__GOAL OF THE EXERCISE__.
A copy of the listing below is needed, exact in every line and without images.

__DATA FOR PROCESSING__.
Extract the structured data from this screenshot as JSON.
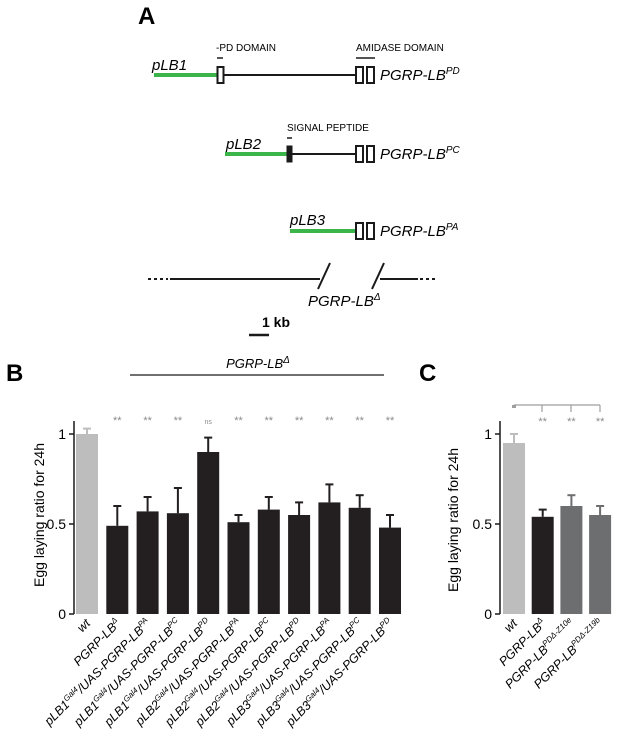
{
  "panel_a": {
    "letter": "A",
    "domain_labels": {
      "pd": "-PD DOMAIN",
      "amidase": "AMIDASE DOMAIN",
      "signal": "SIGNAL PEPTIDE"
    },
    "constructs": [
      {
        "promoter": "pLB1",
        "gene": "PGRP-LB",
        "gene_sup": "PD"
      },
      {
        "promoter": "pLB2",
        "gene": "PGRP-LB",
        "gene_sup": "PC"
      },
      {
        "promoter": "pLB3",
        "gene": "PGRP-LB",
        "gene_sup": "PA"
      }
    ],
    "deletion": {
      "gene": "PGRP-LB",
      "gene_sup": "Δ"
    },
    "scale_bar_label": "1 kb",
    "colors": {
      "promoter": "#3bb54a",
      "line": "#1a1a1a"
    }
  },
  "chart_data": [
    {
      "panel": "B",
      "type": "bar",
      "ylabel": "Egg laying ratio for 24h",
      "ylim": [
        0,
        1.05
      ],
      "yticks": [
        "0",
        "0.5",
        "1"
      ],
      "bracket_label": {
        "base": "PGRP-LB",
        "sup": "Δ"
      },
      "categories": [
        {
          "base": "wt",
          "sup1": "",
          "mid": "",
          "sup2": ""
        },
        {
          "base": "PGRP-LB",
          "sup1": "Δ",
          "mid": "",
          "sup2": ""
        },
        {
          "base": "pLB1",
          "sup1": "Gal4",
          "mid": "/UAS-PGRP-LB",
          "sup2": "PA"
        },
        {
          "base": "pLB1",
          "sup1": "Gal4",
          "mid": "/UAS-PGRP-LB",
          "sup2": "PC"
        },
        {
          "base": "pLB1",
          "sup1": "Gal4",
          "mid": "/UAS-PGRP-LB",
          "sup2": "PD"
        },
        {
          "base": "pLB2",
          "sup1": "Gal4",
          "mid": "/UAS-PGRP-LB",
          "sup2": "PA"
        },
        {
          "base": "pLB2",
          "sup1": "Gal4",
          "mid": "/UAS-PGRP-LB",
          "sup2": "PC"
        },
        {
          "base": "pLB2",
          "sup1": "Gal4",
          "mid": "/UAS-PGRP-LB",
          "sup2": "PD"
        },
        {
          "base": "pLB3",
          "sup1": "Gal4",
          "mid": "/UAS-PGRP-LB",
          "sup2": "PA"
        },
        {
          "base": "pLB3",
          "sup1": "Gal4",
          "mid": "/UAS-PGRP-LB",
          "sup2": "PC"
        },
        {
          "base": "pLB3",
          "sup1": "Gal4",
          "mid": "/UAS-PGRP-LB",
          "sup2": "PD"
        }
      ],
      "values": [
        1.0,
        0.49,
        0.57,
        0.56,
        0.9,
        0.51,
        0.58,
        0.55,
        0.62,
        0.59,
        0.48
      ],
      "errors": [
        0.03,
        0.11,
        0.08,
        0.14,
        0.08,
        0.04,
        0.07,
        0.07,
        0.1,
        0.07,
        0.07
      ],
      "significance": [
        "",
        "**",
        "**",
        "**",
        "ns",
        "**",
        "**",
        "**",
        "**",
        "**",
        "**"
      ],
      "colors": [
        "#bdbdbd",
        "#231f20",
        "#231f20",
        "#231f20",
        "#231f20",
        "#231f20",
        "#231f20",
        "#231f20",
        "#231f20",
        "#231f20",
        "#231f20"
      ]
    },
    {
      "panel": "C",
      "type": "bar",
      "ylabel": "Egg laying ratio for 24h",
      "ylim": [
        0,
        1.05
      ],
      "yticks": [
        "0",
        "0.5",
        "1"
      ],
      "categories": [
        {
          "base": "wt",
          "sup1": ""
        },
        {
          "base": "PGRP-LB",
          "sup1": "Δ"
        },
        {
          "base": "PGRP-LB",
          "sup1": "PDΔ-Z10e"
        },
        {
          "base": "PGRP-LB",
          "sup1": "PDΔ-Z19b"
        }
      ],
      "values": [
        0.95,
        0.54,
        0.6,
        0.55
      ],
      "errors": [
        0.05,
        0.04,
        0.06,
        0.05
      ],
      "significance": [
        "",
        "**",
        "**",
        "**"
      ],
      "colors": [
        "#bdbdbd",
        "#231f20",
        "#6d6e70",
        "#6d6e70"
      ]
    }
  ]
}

__FINISHED TASK__.
Extract the structured data from this screenshot as JSON.
{
  "panel_a": {
    "letter": "A",
    "domain_labels": {
      "pd": "-PD DOMAIN",
      "amidase": "AMIDASE DOMAIN",
      "signal": "SIGNAL PEPTIDE"
    },
    "constructs": [
      {
        "promoter": "pLB1",
        "gene": "PGRP-LB",
        "gene_sup": "PD"
      },
      {
        "promoter": "pLB2",
        "gene": "PGRP-LB",
        "gene_sup": "PC"
      },
      {
        "promoter": "pLB3",
        "gene": "PGRP-LB",
        "gene_sup": "PA"
      }
    ],
    "deletion": {
      "gene": "PGRP-LB",
      "gene_sup": "Δ"
    },
    "scale_bar_label": "1 kb",
    "colors": {
      "promoter": "#3bb54a",
      "line": "#1a1a1a"
    }
  },
  "chart_data": [
    {
      "panel": "B",
      "type": "bar",
      "ylabel": "Egg laying ratio for 24h",
      "ylim": [
        0,
        1.05
      ],
      "yticks": [
        "0",
        "0.5",
        "1"
      ],
      "bracket_label": {
        "base": "PGRP-LB",
        "sup": "Δ"
      },
      "categories": [
        {
          "base": "wt",
          "sup1": "",
          "mid": "",
          "sup2": ""
        },
        {
          "base": "PGRP-LB",
          "sup1": "Δ",
          "mid": "",
          "sup2": ""
        },
        {
          "base": "pLB1",
          "sup1": "Gal4",
          "mid": "/UAS-PGRP-LB",
          "sup2": "PA"
        },
        {
          "base": "pLB1",
          "sup1": "Gal4",
          "mid": "/UAS-PGRP-LB",
          "sup2": "PC"
        },
        {
          "base": "pLB1",
          "sup1": "Gal4",
          "mid": "/UAS-PGRP-LB",
          "sup2": "PD"
        },
        {
          "base": "pLB2",
          "sup1": "Gal4",
          "mid": "/UAS-PGRP-LB",
          "sup2": "PA"
        },
        {
          "base": "pLB2",
          "sup1": "Gal4",
          "mid": "/UAS-PGRP-LB",
          "sup2": "PC"
        },
        {
          "base": "pLB2",
          "sup1": "Gal4",
          "mid": "/UAS-PGRP-LB",
          "sup2": "PD"
        },
        {
          "base": "pLB3",
          "sup1": "Gal4",
          "mid": "/UAS-PGRP-LB",
          "sup2": "PA"
        },
        {
          "base": "pLB3",
          "sup1": "Gal4",
          "mid": "/UAS-PGRP-LB",
          "sup2": "PC"
        },
        {
          "base": "pLB3",
          "sup1": "Gal4",
          "mid": "/UAS-PGRP-LB",
          "sup2": "PD"
        }
      ],
      "values": [
        1.0,
        0.49,
        0.57,
        0.56,
        0.9,
        0.51,
        0.58,
        0.55,
        0.62,
        0.59,
        0.48
      ],
      "errors": [
        0.03,
        0.11,
        0.08,
        0.14,
        0.08,
        0.04,
        0.07,
        0.07,
        0.1,
        0.07,
        0.07
      ],
      "significance": [
        "",
        "**",
        "**",
        "**",
        "ns",
        "**",
        "**",
        "**",
        "**",
        "**",
        "**"
      ],
      "colors": [
        "#bdbdbd",
        "#231f20",
        "#231f20",
        "#231f20",
        "#231f20",
        "#231f20",
        "#231f20",
        "#231f20",
        "#231f20",
        "#231f20",
        "#231f20"
      ]
    },
    {
      "panel": "C",
      "type": "bar",
      "ylabel": "Egg laying ratio for 24h",
      "ylim": [
        0,
        1.05
      ],
      "yticks": [
        "0",
        "0.5",
        "1"
      ],
      "categories": [
        {
          "base": "wt",
          "sup1": ""
        },
        {
          "base": "PGRP-LB",
          "sup1": "Δ"
        },
        {
          "base": "PGRP-LB",
          "sup1": "PDΔ-Z10e"
        },
        {
          "base": "PGRP-LB",
          "sup1": "PDΔ-Z19b"
        }
      ],
      "values": [
        0.95,
        0.54,
        0.6,
        0.55
      ],
      "errors": [
        0.05,
        0.04,
        0.06,
        0.05
      ],
      "significance": [
        "",
        "**",
        "**",
        "**"
      ],
      "colors": [
        "#bdbdbd",
        "#231f20",
        "#6d6e70",
        "#6d6e70"
      ]
    }
  ]
}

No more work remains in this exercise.